== Given records
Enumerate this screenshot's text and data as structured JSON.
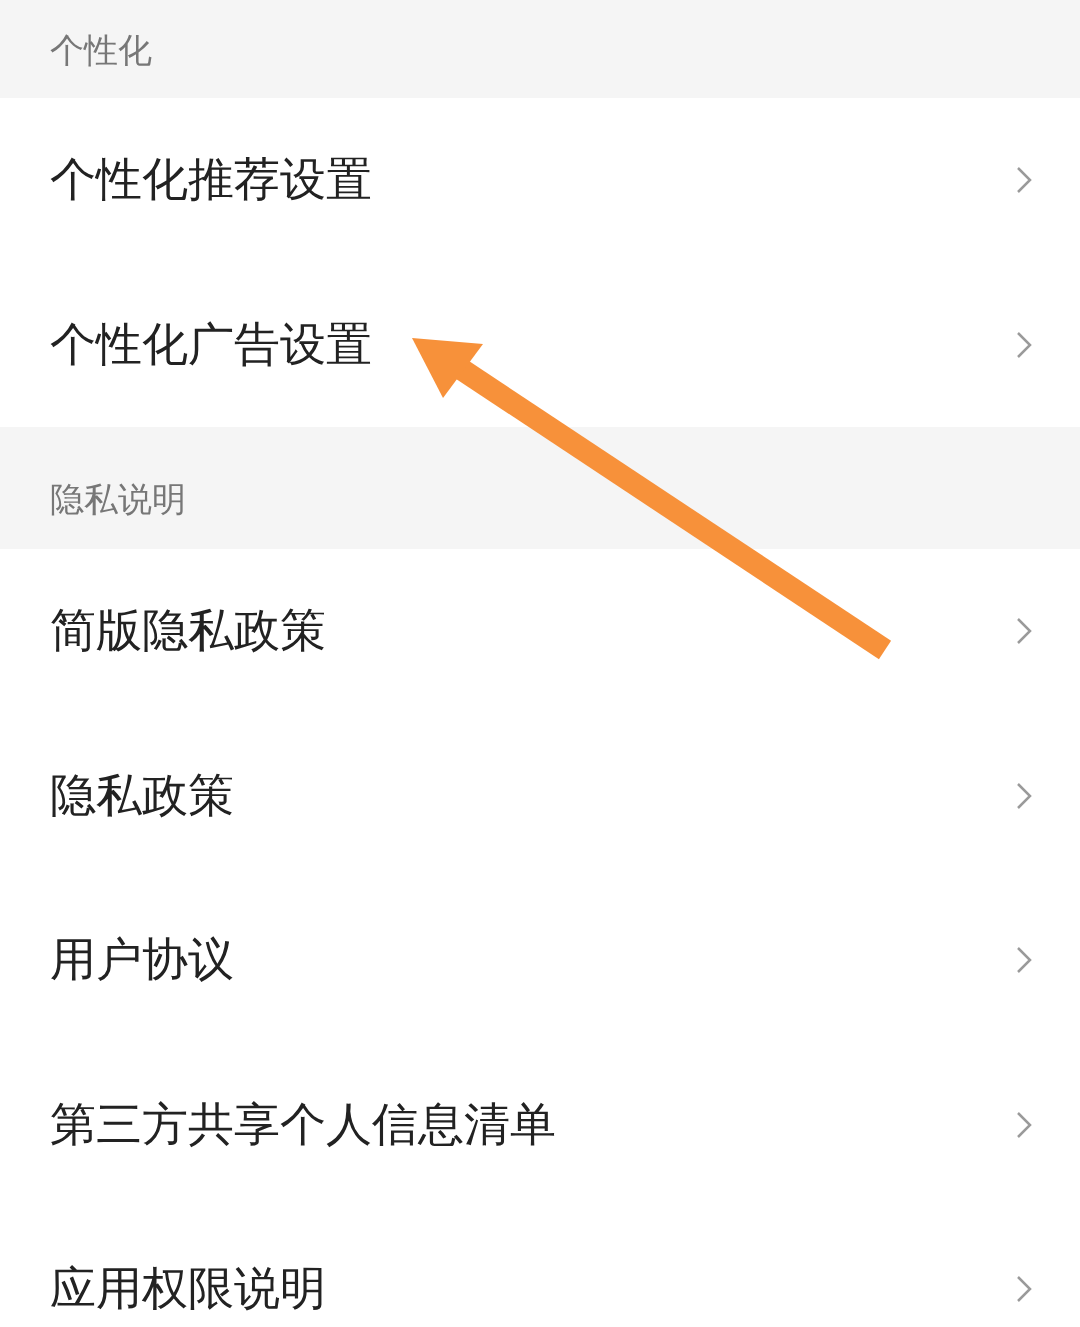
{
  "sections": [
    {
      "title": "个性化",
      "items": [
        {
          "label": "个性化推荐设置"
        },
        {
          "label": "个性化广告设置"
        }
      ]
    },
    {
      "title": "隐私说明",
      "items": [
        {
          "label": "简版隐私政策"
        },
        {
          "label": "隐私政策"
        },
        {
          "label": "用户协议"
        },
        {
          "label": "第三方共享个人信息清单"
        },
        {
          "label": "应用权限说明"
        }
      ]
    }
  ],
  "annotations": [
    {
      "kind": "arrow"
    }
  ]
}
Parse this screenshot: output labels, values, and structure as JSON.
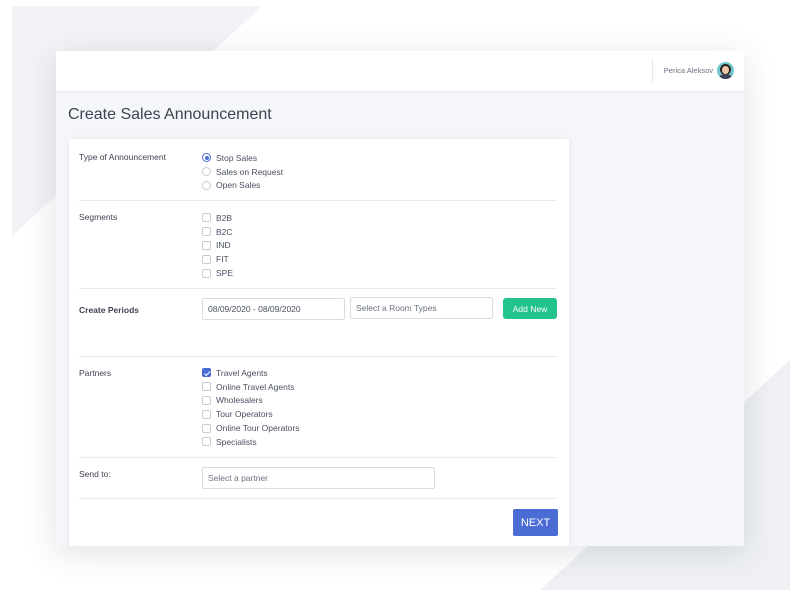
====
_Requirement_: Print every entry above again without changing a word, and omit the pictures.

_Solution for this problem_:
Enumerate this screenshot's text and data as structured JSON.
{
  "sections": [
    {
      "title": "个性化",
      "items": [
        {
          "label": "个性化推荐设置"
        },
        {
          "label": "个性化广告设置"
        }
      ]
    },
    {
      "title": "隐私说明",
      "items": [
        {
          "label": "简版隐私政策"
        },
        {
          "label": "隐私政策"
        },
        {
          "label": "用户协议"
        },
        {
          "label": "第三方共享个人信息清单"
        },
        {
          "label": "应用权限说明"
        }
      ]
    }
  ],
  "annotations": [
    {
      "kind": "arrow"
    }
  ]
}
Parse this screenshot: output labels, values, and structure as JSON.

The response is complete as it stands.